▶ **PASSAGE GIVEN**
----
WHEN THE LIGHTS go up at Soho Screening Rooms, they reveal a dozen shell-shocked journalists. “Guess it’ll be salad for lunch today, then,” mutters the man from the TV listings mag.

The screening unveiled a hard-hitting new documentary by Liz Bonnin, looking at the impact on our planet of farming and eating meat. Bonnin, viewing the final edit for the first time, looks as shell-shocked as the rest of us, despite having scaled a tree in the Amazon rainforest to film a harpy eagle nest, visited a 50,000-head Carolina feedlot and seen for herself the abandoned penguin chicks of the Western Cape.

And the images are shocking. This is what it looks like to clear a fifth of Brazil’s rainforests to farm beef. Here are the waterways poisoned with farm slurry. These are the penguins whose fishmeal now feeds livestock. Here is the cow with the hole in its side, testing whether seaweed makes it burp less.

The facts are equally stark. Every year, we eat 65 billion animals. The US chews its way through 10 billion kilos of meat a year. The 1.5 billion cows on the planet will increase by 400 million by 2050. The number of chickens will increase five-fold. One cow emits as much greenhouse gas as burning 600 litres of petrol.

We have lost a third of the world’s biodiversity to livestock farming. Bonnin’s documentary takes in the scale and impact of how livestock farming is taking up more land, using and contaminating more water. It documents how farming erodes the planet’s carbon sinks, how antibiotics and agrichemicals are killing pollinators and larger species.

Science

Meat: a threat to our planet? draws on the EAT-Lancet Report, the Intergovernmental Panel on Climate Change land-use report and other peer-reviewed reports. “I’m a scientist, and my remit is to inform and educate, using the scientific evidence and data and the consensus,” Bonnin tells The Environment.
“But my gosh, this was the most difficult project to date, because of the level of investigation this needed and because the science is so complex. It’s taken longer than any other programme I’ve worked on to cut through the noise to find a good, strong narrative.

“Our environmental impact and causal factors are complex. How one aspect of our behaviour affects the environment in itself is very complex. We had to try to give a balanced account of an issue that isn’t balanced, because of the impact [of livestock farming on the planet]. We had to report the scientific consensus.”

The film asks how livestock farming could be less destructive. Bonnin meets a Texas pig farmer turning slurry into biogas, scientists in San Francisco who grow meat in petri dishes, a British smallholder on first-name terms with the chickens that feed his family. A scientist working for the US livestock lobby tells her that human skills and ingenuity will find greener ways to farm.
----
▶ **DATA BLOCK**
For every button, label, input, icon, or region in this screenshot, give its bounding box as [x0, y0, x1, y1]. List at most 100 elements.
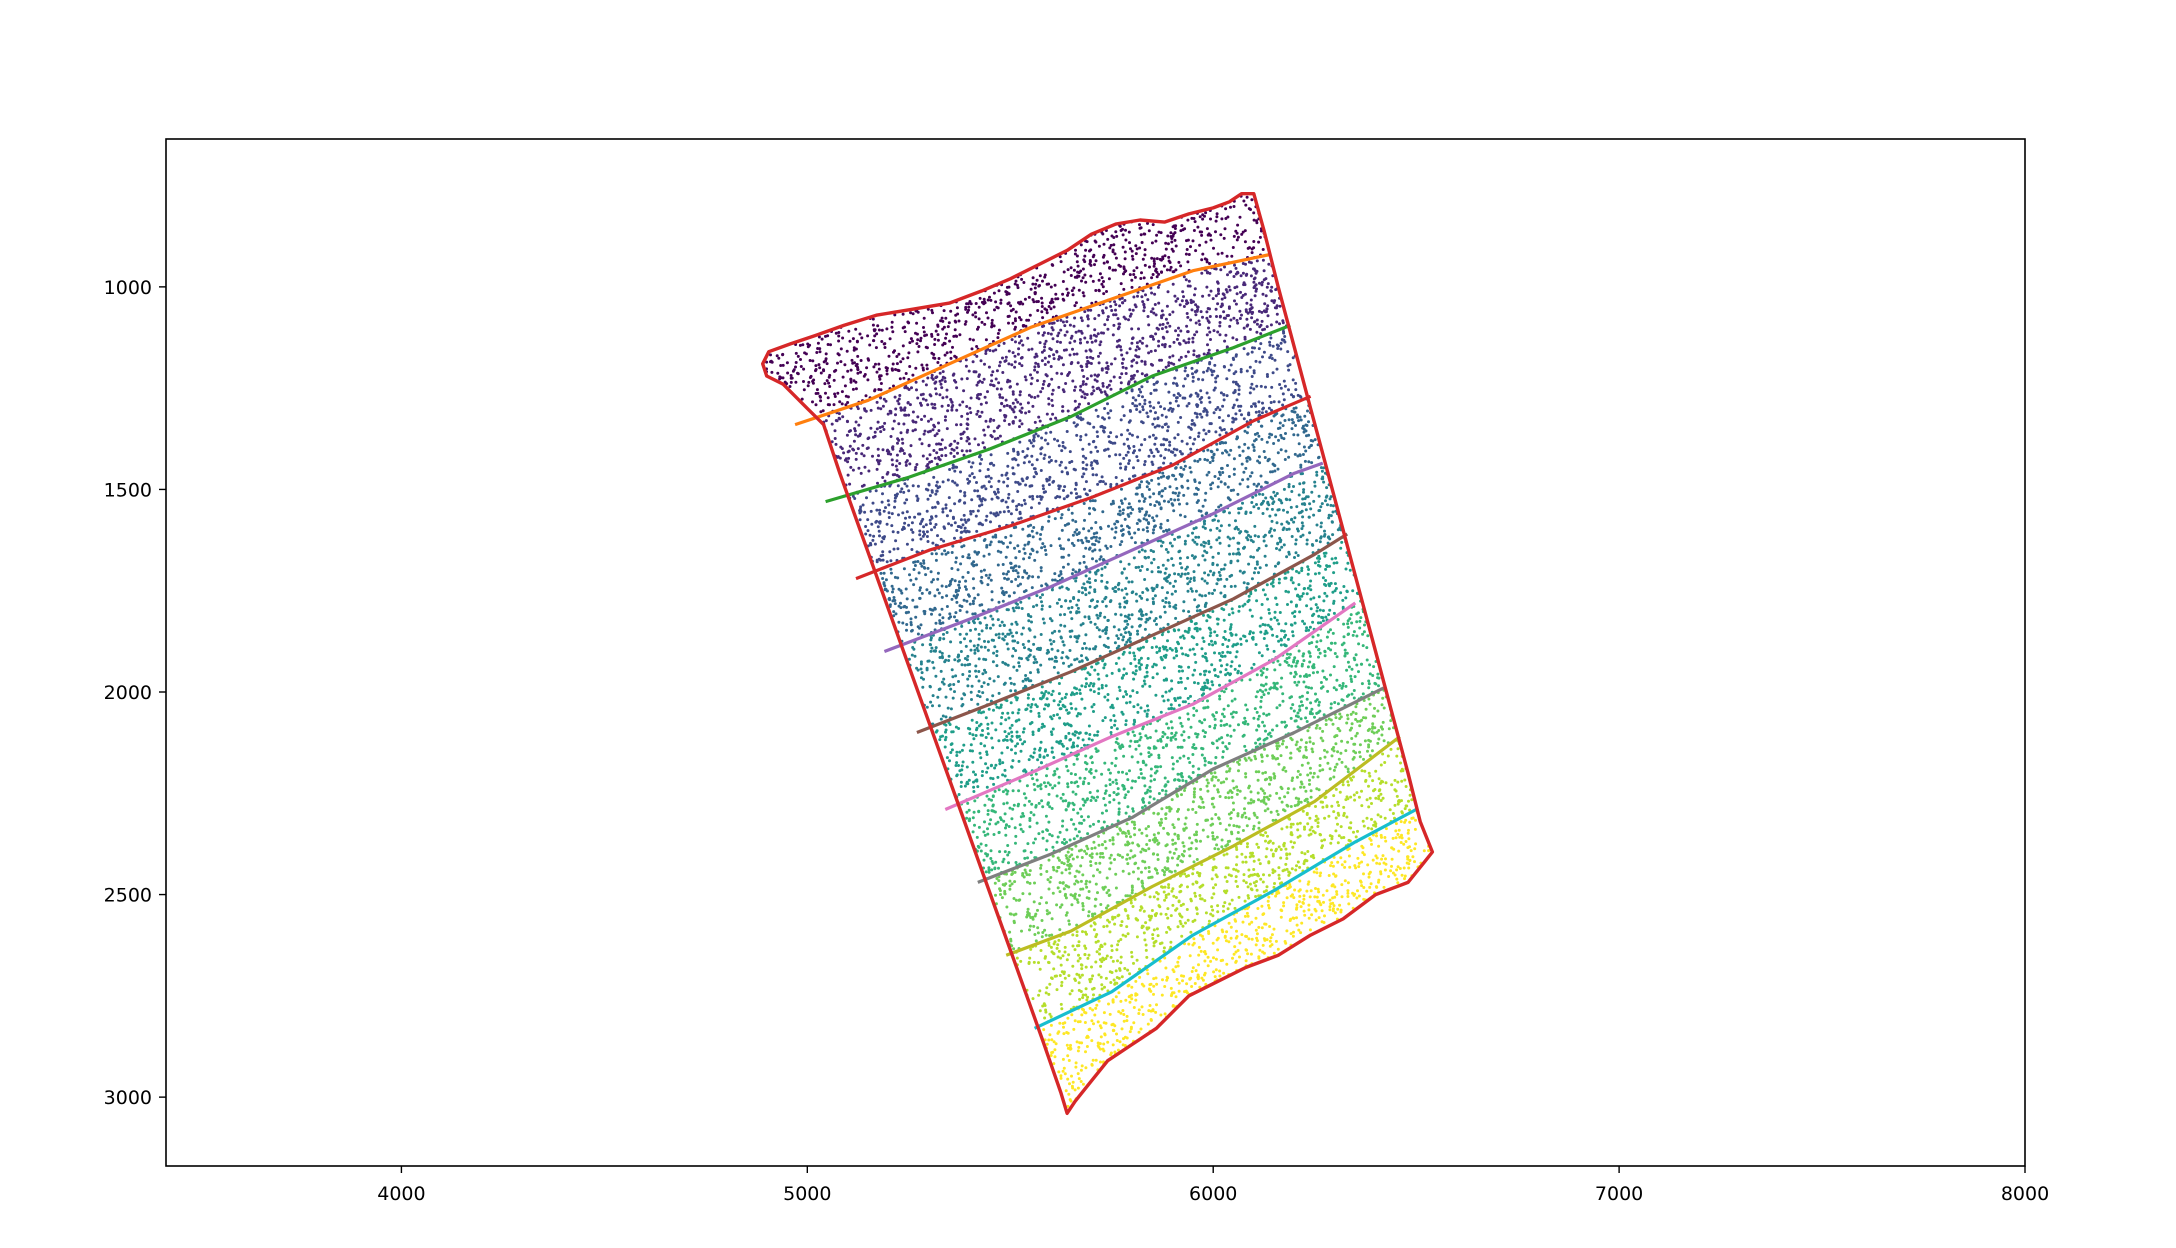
----
▶ **PROBLEMS**
- 1) In the meat documentary article, swap "petrol" for "gasoline" and give everything from "The facts are" down to "and larger species.".
- 2) Answer these questions using the meat documentary article:
(a) How many animals are eaten every year?
(b) What did Bonnin climb a tree in the Amazon rainforest to film?
(c) What does the Texas pig farmer turn slurry into?
- 3) Continue the meat documentary article from its final sentence.
The data above have no connection to the meat documentary article.

▶ **THE RESULTS**
- 1)
The facts are equally stark. Every year, we eat 65 billion animals. The US chews its way through 10 billion kilos of meat a year. The 1.5 billion cows on the planet will increase by 400 million by 2050. The number of chickens will increase five-fold. One cow emits as much greenhouse gas as burning 600 litres of gasoline.

We have lost a third of the world’s biodiversity to livestock farming. Bonnin’s documentary takes in the scale and impact of how livestock farming is taking up more land, using and contaminating more water. It documents how farming erodes the planet’s carbon sinks, how antibiotics and agrichemicals are killing pollinators and larger species.

- 2)
(a) 65 billion.
(b) A harpy eagle nest.
(c) Biogas.

- 3)
Bonnin concludes that change will come only if consumers eat less meat. But is it fair to hold the consumer responsible? She says she rarely eats red meat now.

“Reports like EAT-Lancet show we should only eat two portions of meat a week,” she says. “That consensus comes from 30 scientists from different countries, and points to a drastic change that needs to happen globally.

“As individuals, we all have our role. Compared to climate emissions or to the plastics issue, there’s a very direct link between supply and what individuals do. If, as experts recommend, we eat less meat, the supply chain will be different. In this case consumers can drive change much more immediately than many other environmental issues.”

Changes

How should governments and industry drive change? “We need support from legislation and we need big-industry changes,” Bonnin says. “All sectors would benefit from taking a long, hard look at their environmental impact. But we have a chance [with meat farming] to make our voices heard, to mitigate this crisis, more quickly than in other areas.

“It’s clear, the more environmental programmes I make, that we will have no livelihoods long term, if we continue this trajectory. Industry and livelihoods and our sustainable future will benefit if we start to shift now, in the ways that the experts advise; if we transform the way we run the world, the way production and consumption work.

“I don’t agree with the argument that because livelihoods will suffer now, we cannot change. Soon enough, there will be no soil to support what we need to survive unless we change the way we live on this planet.”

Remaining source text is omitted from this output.